» DIRECTIONS FOR THIS TASK
Pictures in the records should not be copied, but every other part must be repeated exactly.

» DATASET ENTRIES
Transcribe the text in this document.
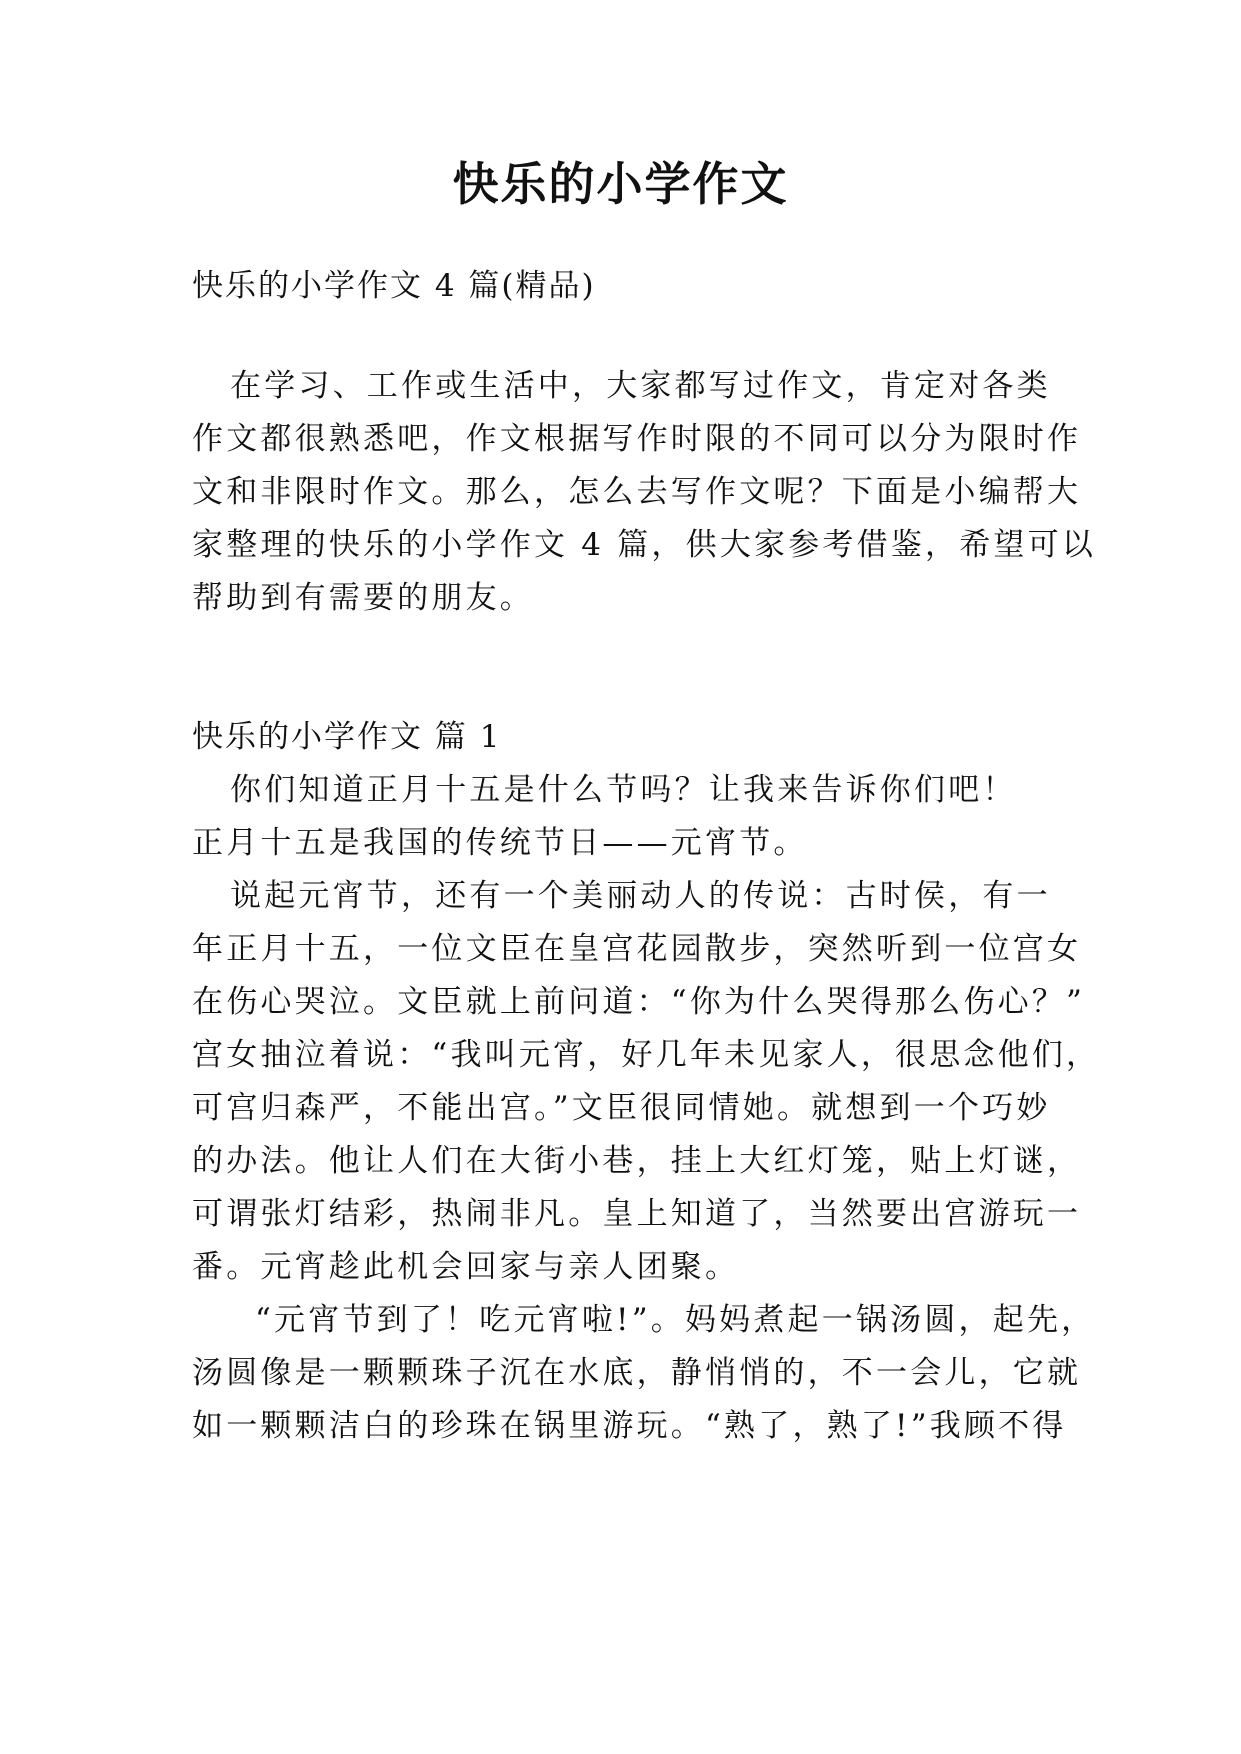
快乐的小学作文
快乐的小学作文 4 篇(精品)
在学习、工作或生活中，大家都写过作文，肯定对各类
作文都很熟悉吧，作文根据写作时限的不同可以分为限时作
文和非限时作文。那么，怎么去写作文呢？下面是小编帮大
家整理的快乐的小学作文 4 篇，供大家参考借鉴，希望可以
帮助到有需要的朋友。
快乐的小学作文 篇 1
你们知道正月十五是什么节吗？让我来告诉你们吧！
正月十五是我国的传统节日——元宵节。
说起元宵节，还有一个美丽动人的传说：古时侯，有一
年正月十五，一位文臣在皇宫花园散步，突然听到一位宫女
在伤心哭泣。文臣就上前问道：“你为什么哭得那么伤心？”
宫女抽泣着说：“我叫元宵，好几年未见家人，很思念他们，
可宫归森严，不能出宫。”文臣很同情她。就想到一个巧妙
的办法。他让人们在大街小巷，挂上大红灯笼，贴上灯谜，
可谓张灯结彩，热闹非凡。皇上知道了，当然要出宫游玩一
番。元宵趁此机会回家与亲人团聚。
“元宵节到了！吃元宵啦!”。妈妈煮起一锅汤圆，起先，
汤圆像是一颗颗珠子沉在水底，静悄悄的，不一会儿，它就
如一颗颗洁白的珍珠在锅里游玩。“熟了，熟了!”我顾不得
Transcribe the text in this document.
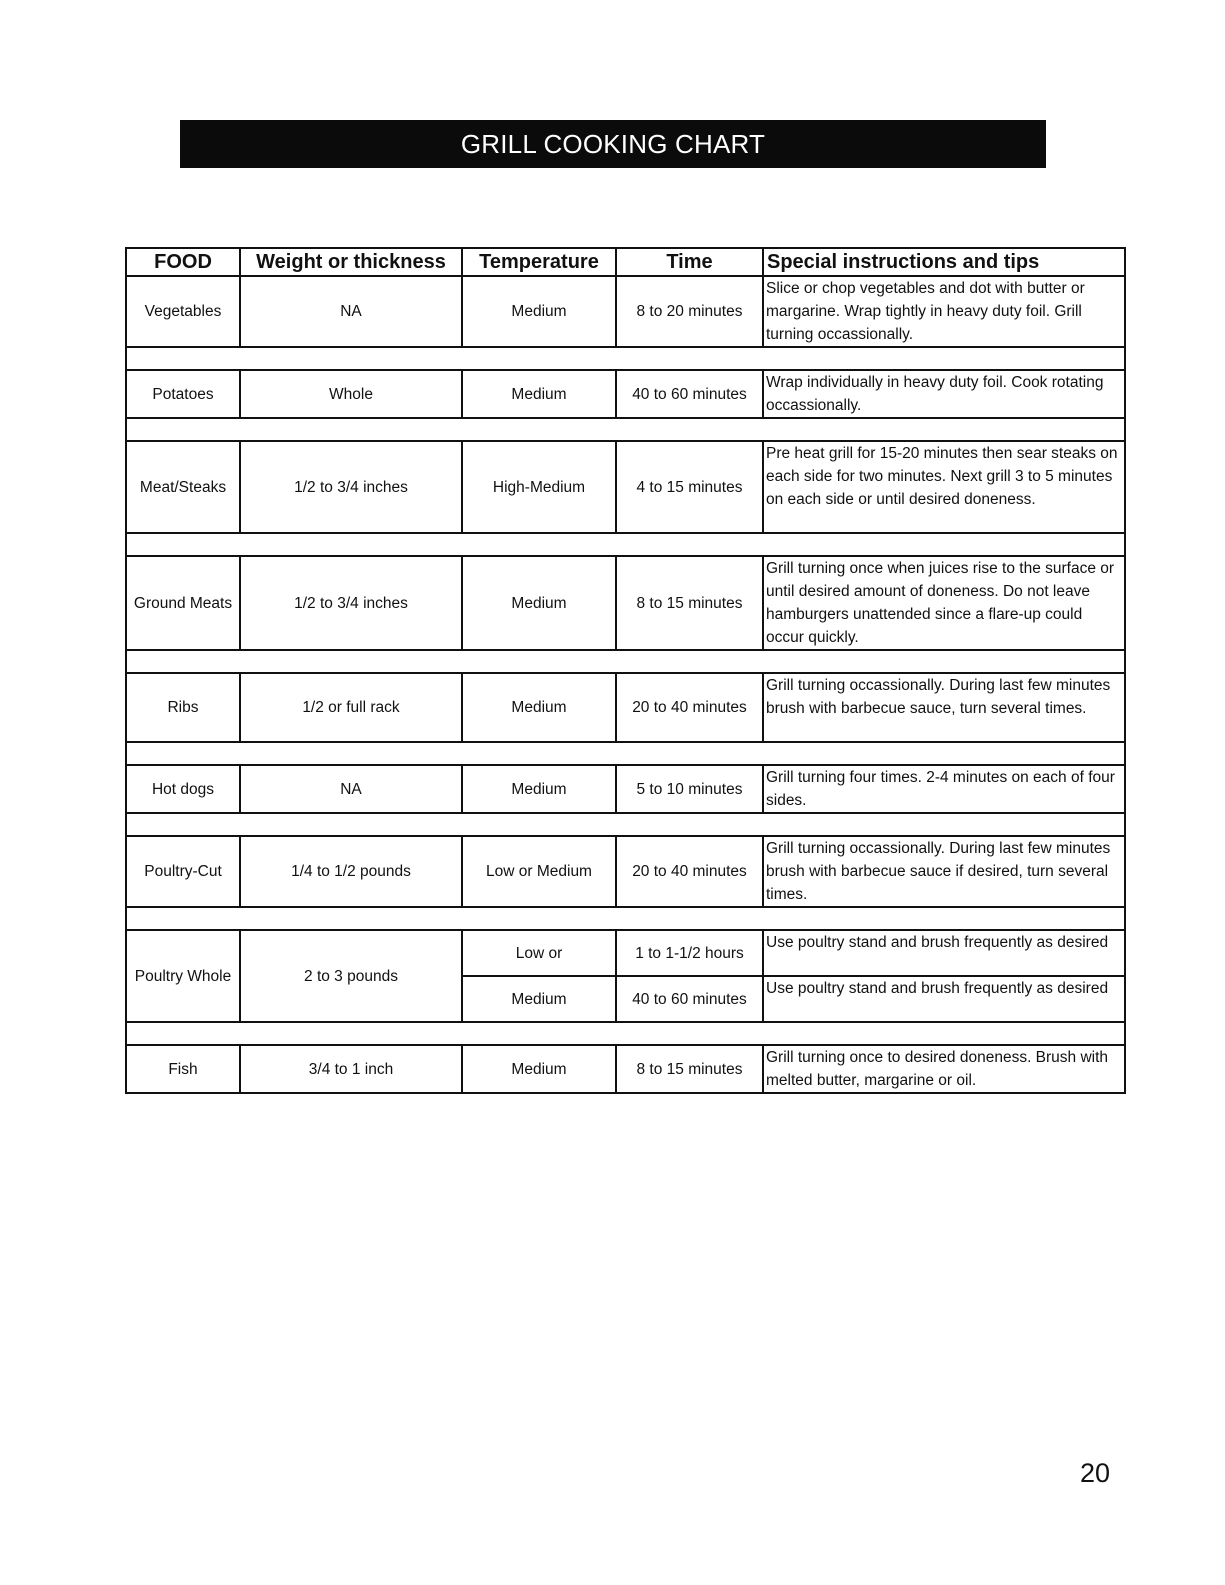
GRILL COOKING CHART
FOOD	Weight or thickness	Temperature	Time	Special instructions and tips
Vegetables	NA	Medium	8 to 20 minutes	Slice or chop vegetables and dot with butter or margarine. Wrap tightly in heavy duty foil. Grill turning occassionally.

Potatoes	Whole	Medium	40 to 60 minutes	Wrap individually in heavy duty foil. Cook rotating occassionally.

Meat/Steaks	1/2 to 3/4 inches	High-Medium	4 to 15 minutes	Pre heat grill for 15-20 minutes then sear steaks on each side for two minutes. Next grill 3 to 5 minutes on each side or until desired doneness.

Ground Meats	1/2 to 3/4 inches	Medium	8 to 15 minutes	Grill turning once when juices rise to the surface or until desired amount of doneness. Do not leave hamburgers unattended since a flare-up could occur quickly.

Ribs	1/2 or full rack	Medium	20 to 40 minutes	Grill turning occassionally. During last few minutes brush with barbecue sauce, turn several times.

Hot dogs	NA	Medium	5 to 10 minutes	Grill turning four times. 2-4 minutes on each of four sides.

Poultry-Cut	1/4 to 1/2 pounds	Low or Medium	20 to 40 minutes	Grill turning occassionally. During last few minutes brush with barbecue sauce if desired, turn several times.

Poultry Whole	2 to 3 pounds	Low or	1 to 1-1/2 hours	Use poultry stand and brush frequently as desired
		Medium	40 to 60 minutes	Use poultry stand and brush frequently as desired

Fish	3/4 to 1 inch	Medium	8 to 15 minutes	Grill turning once to desired doneness. Brush with melted butter, margarine or oil.
20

» TASK OUTPUT
Transcribe the text in this document.
快乐的小学作文
快乐的小学作文 4 篇(精品)
在学习、工作或生活中，大家都写过作文，肯定对各类
作文都很熟悉吧，作文根据写作时限的不同可以分为限时作
文和非限时作文。那么，怎么去写作文呢？下面是小编帮大
家整理的快乐的小学作文 4 篇，供大家参考借鉴，希望可以
帮助到有需要的朋友。
快乐的小学作文 篇 1
你们知道正月十五是什么节吗？让我来告诉你们吧！
正月十五是我国的传统节日——元宵节。
说起元宵节，还有一个美丽动人的传说：古时侯，有一
年正月十五，一位文臣在皇宫花园散步，突然听到一位宫女
在伤心哭泣。文臣就上前问道：“你为什么哭得那么伤心？”
宫女抽泣着说：“我叫元宵，好几年未见家人，很思念他们，
可宫归森严，不能出宫。”文臣很同情她。就想到一个巧妙
的办法。他让人们在大街小巷，挂上大红灯笼，贴上灯谜，
可谓张灯结彩，热闹非凡。皇上知道了，当然要出宫游玩一
番。元宵趁此机会回家与亲人团聚。
“元宵节到了！吃元宵啦!”。妈妈煮起一锅汤圆，起先，
汤圆像是一颗颗珠子沉在水底，静悄悄的，不一会儿，它就
如一颗颗洁白的珍珠在锅里游玩。“熟了，熟了!”我顾不得
Transcribe the text in this document.
GRILL COOKING CHART
FOOD	Weight or thickness	Temperature	Time	Special instructions and tips
Vegetables	NA	Medium	8 to 20 minutes	Slice or chop vegetables and dot with butter or margarine. Wrap tightly in heavy duty foil. Grill turning occassionally.

Potatoes	Whole	Medium	40 to 60 minutes	Wrap individually in heavy duty foil. Cook rotating occassionally.

Meat/Steaks	1/2 to 3/4 inches	High-Medium	4 to 15 minutes	Pre heat grill for 15-20 minutes then sear steaks on each side for two minutes. Next grill 3 to 5 minutes on each side or until desired doneness.

Ground Meats	1/2 to 3/4 inches	Medium	8 to 15 minutes	Grill turning once when juices rise to the surface or until desired amount of doneness. Do not leave hamburgers unattended since a flare-up could occur quickly.

Ribs	1/2 or full rack	Medium	20 to 40 minutes	Grill turning occassionally. During last few minutes brush with barbecue sauce, turn several times.

Hot dogs	NA	Medium	5 to 10 minutes	Grill turning four times. 2-4 minutes on each of four sides.

Poultry-Cut	1/4 to 1/2 pounds	Low or Medium	20 to 40 minutes	Grill turning occassionally. During last few minutes brush with barbecue sauce if desired, turn several times.

Poultry Whole	2 to 3 pounds	Low or	1 to 1-1/2 hours	Use poultry stand and brush frequently as desired
		Medium	40 to 60 minutes	Use poultry stand and brush frequently as desired

Fish	3/4 to 1 inch	Medium	8 to 15 minutes	Grill turning once to desired doneness. Brush with melted butter, margarine or oil.
20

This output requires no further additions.